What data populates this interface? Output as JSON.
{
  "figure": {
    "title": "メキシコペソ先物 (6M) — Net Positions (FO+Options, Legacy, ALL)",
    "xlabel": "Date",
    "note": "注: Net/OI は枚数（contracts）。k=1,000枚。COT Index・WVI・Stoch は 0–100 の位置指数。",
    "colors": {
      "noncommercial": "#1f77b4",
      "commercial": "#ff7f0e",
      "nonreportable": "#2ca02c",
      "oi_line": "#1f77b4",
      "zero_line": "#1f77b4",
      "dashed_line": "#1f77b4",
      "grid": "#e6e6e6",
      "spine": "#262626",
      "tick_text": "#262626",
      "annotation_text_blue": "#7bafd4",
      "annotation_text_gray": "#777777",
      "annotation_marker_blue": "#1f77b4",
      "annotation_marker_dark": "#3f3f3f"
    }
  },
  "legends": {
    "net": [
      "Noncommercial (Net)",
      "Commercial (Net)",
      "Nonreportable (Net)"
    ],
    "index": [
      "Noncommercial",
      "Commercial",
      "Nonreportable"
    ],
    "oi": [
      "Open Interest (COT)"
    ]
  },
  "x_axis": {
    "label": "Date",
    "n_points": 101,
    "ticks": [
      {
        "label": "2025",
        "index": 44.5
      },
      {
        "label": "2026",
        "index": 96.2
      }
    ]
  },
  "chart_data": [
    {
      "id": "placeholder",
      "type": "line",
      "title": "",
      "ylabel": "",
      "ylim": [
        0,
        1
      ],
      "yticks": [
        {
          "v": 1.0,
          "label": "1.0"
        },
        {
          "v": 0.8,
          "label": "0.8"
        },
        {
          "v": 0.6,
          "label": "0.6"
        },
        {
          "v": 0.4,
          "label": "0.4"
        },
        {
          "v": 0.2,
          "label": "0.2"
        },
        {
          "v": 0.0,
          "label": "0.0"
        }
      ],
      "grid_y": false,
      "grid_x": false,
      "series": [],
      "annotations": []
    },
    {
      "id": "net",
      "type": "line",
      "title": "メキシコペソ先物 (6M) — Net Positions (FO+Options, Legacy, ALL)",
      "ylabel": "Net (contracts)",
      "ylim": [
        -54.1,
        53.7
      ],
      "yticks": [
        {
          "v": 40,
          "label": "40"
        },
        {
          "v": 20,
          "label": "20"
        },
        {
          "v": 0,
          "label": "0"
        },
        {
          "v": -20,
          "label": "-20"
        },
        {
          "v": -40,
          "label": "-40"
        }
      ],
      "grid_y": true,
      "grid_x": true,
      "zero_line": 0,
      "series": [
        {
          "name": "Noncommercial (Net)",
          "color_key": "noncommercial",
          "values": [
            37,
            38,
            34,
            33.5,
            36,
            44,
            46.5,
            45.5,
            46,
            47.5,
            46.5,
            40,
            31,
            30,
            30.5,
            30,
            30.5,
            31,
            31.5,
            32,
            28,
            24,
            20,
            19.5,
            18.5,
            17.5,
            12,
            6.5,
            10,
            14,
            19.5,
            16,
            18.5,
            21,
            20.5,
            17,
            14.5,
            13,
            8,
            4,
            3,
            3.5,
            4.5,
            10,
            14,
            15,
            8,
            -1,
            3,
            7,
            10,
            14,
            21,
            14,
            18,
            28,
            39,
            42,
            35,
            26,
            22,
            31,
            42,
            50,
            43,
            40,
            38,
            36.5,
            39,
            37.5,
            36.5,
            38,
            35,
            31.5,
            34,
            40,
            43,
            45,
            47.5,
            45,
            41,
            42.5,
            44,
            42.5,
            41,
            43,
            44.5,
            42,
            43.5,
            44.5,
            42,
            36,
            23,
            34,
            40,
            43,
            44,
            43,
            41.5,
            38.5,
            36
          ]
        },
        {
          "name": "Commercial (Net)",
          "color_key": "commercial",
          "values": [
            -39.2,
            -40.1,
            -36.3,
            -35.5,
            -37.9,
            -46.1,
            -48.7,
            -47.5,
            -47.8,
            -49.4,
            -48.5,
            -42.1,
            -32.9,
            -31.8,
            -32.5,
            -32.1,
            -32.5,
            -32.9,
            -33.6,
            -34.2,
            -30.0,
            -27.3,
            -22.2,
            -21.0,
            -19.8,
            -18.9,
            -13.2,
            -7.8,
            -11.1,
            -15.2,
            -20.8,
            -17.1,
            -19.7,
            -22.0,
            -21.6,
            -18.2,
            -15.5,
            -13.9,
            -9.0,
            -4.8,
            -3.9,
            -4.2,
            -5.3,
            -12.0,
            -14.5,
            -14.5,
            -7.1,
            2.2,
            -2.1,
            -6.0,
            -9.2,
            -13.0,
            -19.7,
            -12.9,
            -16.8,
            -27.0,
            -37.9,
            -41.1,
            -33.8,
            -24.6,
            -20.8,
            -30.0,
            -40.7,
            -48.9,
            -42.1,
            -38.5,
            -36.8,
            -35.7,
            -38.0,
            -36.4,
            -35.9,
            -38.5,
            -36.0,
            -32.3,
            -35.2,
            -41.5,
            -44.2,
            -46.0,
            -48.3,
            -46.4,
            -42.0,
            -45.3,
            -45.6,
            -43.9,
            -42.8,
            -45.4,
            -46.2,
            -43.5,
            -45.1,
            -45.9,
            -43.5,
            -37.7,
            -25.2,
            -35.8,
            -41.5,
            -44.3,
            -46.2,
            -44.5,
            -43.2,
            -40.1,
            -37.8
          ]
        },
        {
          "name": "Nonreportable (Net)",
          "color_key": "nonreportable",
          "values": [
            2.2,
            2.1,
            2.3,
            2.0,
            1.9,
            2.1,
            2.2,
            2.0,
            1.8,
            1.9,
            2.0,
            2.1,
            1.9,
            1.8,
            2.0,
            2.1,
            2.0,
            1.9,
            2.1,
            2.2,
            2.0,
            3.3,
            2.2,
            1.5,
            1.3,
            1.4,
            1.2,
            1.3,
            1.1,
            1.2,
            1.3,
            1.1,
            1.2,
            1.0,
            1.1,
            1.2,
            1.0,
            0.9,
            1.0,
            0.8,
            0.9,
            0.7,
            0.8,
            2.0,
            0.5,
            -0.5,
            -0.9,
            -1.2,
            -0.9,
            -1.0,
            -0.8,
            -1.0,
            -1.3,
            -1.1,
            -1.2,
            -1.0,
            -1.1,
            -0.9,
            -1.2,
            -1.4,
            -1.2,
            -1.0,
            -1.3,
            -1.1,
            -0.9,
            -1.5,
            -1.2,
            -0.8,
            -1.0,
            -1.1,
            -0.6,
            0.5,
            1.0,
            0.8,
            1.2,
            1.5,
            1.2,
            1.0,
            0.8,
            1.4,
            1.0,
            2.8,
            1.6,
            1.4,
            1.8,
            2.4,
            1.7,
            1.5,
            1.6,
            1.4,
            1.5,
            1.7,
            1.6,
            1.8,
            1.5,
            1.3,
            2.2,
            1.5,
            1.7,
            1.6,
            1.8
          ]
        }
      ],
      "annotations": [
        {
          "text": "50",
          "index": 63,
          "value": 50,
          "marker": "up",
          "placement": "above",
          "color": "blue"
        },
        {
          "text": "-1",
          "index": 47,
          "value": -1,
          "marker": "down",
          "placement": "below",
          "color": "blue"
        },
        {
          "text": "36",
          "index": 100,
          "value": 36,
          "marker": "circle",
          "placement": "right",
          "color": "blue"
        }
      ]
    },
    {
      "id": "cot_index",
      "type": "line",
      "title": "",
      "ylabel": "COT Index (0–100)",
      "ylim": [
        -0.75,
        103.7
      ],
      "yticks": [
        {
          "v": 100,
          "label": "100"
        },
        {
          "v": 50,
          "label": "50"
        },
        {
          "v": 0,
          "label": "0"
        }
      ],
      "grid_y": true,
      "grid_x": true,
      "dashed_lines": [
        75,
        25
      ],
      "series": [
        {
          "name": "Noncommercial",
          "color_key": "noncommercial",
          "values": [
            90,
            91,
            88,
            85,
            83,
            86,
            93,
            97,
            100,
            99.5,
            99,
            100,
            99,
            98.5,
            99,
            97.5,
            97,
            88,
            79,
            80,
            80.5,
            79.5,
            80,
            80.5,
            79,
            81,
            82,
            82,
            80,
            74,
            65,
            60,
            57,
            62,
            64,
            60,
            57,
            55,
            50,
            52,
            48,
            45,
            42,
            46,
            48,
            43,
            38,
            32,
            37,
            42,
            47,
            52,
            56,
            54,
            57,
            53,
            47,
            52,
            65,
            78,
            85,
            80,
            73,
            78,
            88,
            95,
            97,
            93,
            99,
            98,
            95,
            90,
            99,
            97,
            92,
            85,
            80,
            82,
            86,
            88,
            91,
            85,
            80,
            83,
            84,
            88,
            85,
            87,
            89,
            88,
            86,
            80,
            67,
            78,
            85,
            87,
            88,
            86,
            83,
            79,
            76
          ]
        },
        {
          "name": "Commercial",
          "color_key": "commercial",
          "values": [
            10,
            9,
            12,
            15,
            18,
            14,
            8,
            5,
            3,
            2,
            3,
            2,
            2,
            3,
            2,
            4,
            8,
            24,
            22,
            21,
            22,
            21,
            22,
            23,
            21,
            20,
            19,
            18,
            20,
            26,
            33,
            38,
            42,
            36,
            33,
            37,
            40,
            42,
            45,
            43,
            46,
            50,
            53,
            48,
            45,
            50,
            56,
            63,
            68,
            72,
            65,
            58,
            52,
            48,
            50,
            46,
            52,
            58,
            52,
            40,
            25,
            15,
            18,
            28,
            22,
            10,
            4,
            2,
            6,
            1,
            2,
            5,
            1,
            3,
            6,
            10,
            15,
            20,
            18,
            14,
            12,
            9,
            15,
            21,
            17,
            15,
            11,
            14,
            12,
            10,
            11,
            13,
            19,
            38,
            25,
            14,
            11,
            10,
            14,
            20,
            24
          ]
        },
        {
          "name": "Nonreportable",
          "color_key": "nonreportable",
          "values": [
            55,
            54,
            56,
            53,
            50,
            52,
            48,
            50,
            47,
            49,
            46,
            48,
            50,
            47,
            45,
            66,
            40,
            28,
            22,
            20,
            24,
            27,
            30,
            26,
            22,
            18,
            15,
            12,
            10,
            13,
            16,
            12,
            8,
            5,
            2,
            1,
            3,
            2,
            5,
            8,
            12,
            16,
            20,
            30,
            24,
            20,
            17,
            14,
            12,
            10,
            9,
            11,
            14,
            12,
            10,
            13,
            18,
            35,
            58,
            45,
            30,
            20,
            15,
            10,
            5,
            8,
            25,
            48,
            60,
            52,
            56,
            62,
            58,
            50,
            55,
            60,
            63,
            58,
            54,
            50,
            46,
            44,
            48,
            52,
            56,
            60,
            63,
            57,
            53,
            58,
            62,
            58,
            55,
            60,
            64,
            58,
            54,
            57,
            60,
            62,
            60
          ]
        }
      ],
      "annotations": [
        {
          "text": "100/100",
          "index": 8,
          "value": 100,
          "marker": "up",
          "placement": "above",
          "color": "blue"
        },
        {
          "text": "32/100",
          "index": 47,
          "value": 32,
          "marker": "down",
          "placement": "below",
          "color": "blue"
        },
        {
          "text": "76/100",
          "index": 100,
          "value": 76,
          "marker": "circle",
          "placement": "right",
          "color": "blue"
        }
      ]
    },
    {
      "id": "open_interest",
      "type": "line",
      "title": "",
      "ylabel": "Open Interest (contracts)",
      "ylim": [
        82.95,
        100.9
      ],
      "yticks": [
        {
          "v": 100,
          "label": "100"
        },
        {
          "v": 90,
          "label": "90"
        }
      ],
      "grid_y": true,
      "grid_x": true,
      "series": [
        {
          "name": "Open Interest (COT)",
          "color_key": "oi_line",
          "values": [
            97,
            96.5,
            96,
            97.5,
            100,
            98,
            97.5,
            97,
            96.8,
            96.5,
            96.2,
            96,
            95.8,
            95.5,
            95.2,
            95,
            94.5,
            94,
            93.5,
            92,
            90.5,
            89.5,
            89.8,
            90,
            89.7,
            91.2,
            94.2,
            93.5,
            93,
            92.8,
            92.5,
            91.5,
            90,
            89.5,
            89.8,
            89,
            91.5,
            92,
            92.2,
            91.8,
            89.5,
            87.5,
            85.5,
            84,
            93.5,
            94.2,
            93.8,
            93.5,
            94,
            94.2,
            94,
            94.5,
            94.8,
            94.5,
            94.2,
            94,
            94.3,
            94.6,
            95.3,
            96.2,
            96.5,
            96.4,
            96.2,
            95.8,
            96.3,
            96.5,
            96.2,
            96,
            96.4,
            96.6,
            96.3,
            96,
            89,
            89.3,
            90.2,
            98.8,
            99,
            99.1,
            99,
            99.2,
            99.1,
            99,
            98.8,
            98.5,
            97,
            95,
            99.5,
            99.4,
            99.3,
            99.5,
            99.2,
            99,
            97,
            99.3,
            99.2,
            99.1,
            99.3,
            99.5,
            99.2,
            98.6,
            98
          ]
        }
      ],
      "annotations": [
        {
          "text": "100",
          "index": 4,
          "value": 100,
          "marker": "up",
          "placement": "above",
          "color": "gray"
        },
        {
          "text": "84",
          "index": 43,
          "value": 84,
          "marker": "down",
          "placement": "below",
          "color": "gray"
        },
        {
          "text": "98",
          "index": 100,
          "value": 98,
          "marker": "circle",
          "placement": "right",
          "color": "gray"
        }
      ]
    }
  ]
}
☆ ☆ ☆ ☆
■ Exercise description ■
Copy out every line of the listing that includes the string "ylabel".

■ Result below ■
      "ylabel": "",
      "ylabel": "Net (contracts)",
      "ylabel": "COT Index (0–100)",
      "ylabel": "Open Interest (contracts)",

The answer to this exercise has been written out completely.